▶ **Required task**:
Transcribe all of the records precisely as they are presented.
--- Data lines ---
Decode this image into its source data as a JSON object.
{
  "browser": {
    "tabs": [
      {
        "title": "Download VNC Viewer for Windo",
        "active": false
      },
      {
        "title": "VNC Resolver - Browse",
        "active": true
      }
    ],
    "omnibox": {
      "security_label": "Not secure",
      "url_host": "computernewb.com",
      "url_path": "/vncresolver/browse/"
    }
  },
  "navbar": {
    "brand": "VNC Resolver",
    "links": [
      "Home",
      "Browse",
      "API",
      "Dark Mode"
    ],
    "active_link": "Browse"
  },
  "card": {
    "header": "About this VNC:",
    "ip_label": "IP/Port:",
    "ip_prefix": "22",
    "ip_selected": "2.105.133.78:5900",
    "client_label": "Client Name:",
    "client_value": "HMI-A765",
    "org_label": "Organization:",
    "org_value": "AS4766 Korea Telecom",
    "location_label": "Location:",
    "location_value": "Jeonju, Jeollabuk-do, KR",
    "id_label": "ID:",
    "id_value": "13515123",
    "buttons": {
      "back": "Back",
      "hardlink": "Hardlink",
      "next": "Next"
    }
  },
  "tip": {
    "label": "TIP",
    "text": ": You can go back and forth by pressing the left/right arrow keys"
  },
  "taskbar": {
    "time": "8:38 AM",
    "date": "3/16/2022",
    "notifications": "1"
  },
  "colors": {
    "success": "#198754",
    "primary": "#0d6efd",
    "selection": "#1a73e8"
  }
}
---
▶ **Solved exercise**:
Decode this image into its source data as a JSON object.
{
  "browser": {
    "tabs": [
      {
        "title": "Download VNC Viewer for Windo",
        "active": false
      },
      {
        "title": "VNC Resolver - Browse",
        "active": true
      }
    ],
    "omnibox": {
      "security_label": "Not secure",
      "url_host": "computernewb.com",
      "url_path": "/vncresolver/browse/"
    }
  },
  "navbar": {
    "brand": "VNC Resolver",
    "links": [
      "Home",
      "Browse",
      "API",
      "Dark Mode"
    ],
    "active_link": "Browse"
  },
  "card": {
    "header": "About this VNC:",
    "ip_label": "IP/Port:",
    "ip_prefix": "22",
    "ip_selected": "2.105.133.78:5900",
    "client_label": "Client Name:",
    "client_value": "HMI-A765",
    "org_label": "Organization:",
    "org_value": "AS4766 Korea Telecom",
    "location_label": "Location:",
    "location_value": "Jeonju, Jeollabuk-do, KR",
    "id_label": "ID:",
    "id_value": "13515123",
    "buttons": {
      "back": "Back",
      "hardlink": "Hardlink",
      "next": "Next"
    }
  },
  "tip": {
    "label": "TIP",
    "text": ": You can go back and forth by pressing the left/right arrow keys"
  },
  "taskbar": {
    "time": "8:38 AM",
    "date": "3/16/2022",
    "notifications": "1"
  },
  "colors": {
    "success": "#198754",
    "primary": "#0d6efd",
    "selection": "#1a73e8"
  }
}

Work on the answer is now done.